_Input_:
■ ■ ■

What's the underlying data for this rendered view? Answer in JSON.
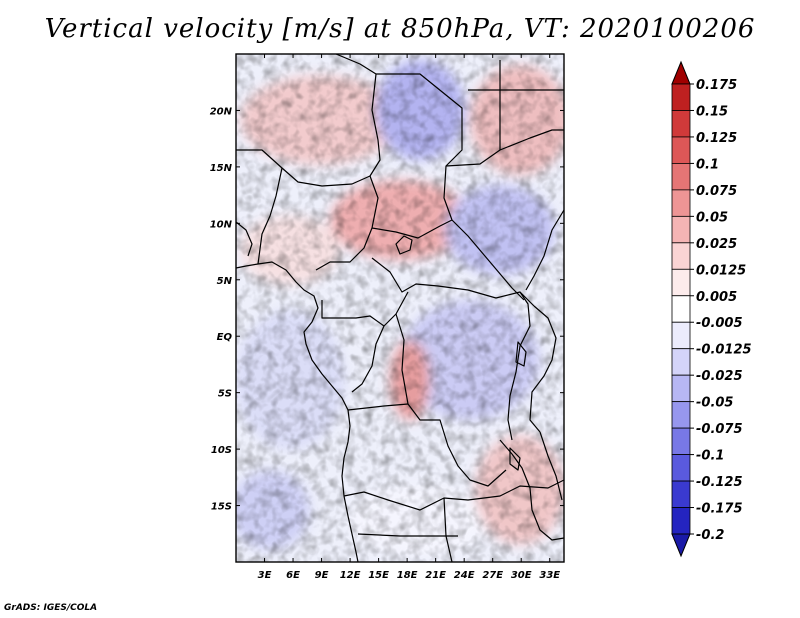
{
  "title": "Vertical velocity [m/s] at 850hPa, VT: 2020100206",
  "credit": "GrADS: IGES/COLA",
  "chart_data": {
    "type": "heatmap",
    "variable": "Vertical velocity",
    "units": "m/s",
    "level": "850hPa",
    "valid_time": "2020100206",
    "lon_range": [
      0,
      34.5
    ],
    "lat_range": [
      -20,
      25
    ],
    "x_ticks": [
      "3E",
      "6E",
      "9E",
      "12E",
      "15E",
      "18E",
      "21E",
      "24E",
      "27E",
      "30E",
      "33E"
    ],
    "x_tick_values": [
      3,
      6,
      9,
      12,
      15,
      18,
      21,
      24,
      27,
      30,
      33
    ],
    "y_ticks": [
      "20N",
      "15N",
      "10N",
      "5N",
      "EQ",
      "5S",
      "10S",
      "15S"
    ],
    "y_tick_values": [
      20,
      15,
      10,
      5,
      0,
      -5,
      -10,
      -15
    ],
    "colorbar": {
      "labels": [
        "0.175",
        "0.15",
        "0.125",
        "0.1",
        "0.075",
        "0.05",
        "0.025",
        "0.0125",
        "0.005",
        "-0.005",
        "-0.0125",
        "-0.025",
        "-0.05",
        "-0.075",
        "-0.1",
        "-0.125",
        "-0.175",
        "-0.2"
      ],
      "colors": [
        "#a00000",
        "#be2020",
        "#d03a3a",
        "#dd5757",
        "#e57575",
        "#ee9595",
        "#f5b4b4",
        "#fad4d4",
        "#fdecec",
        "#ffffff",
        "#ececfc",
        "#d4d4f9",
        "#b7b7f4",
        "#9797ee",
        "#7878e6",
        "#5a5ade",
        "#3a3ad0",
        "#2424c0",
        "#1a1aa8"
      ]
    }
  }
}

■ ■ ■

_Exercise details_: Take the listing above and print it exactly, apart from the pictures.

_Worked answer_:
What's the underlying data for this rendered view? Answer in JSON.
{
  "title": "Vertical velocity [m/s] at 850hPa, VT: 2020100206",
  "credit": "GrADS: IGES/COLA",
  "chart_data": {
    "type": "heatmap",
    "variable": "Vertical velocity",
    "units": "m/s",
    "level": "850hPa",
    "valid_time": "2020100206",
    "lon_range": [
      0,
      34.5
    ],
    "lat_range": [
      -20,
      25
    ],
    "x_ticks": [
      "3E",
      "6E",
      "9E",
      "12E",
      "15E",
      "18E",
      "21E",
      "24E",
      "27E",
      "30E",
      "33E"
    ],
    "x_tick_values": [
      3,
      6,
      9,
      12,
      15,
      18,
      21,
      24,
      27,
      30,
      33
    ],
    "y_ticks": [
      "20N",
      "15N",
      "10N",
      "5N",
      "EQ",
      "5S",
      "10S",
      "15S"
    ],
    "y_tick_values": [
      20,
      15,
      10,
      5,
      0,
      -5,
      -10,
      -15
    ],
    "colorbar": {
      "labels": [
        "0.175",
        "0.15",
        "0.125",
        "0.1",
        "0.075",
        "0.05",
        "0.025",
        "0.0125",
        "0.005",
        "-0.005",
        "-0.0125",
        "-0.025",
        "-0.05",
        "-0.075",
        "-0.1",
        "-0.125",
        "-0.175",
        "-0.2"
      ],
      "colors": [
        "#a00000",
        "#be2020",
        "#d03a3a",
        "#dd5757",
        "#e57575",
        "#ee9595",
        "#f5b4b4",
        "#fad4d4",
        "#fdecec",
        "#ffffff",
        "#ececfc",
        "#d4d4f9",
        "#b7b7f4",
        "#9797ee",
        "#7878e6",
        "#5a5ade",
        "#3a3ad0",
        "#2424c0",
        "#1a1aa8"
      ]
    }
  }
}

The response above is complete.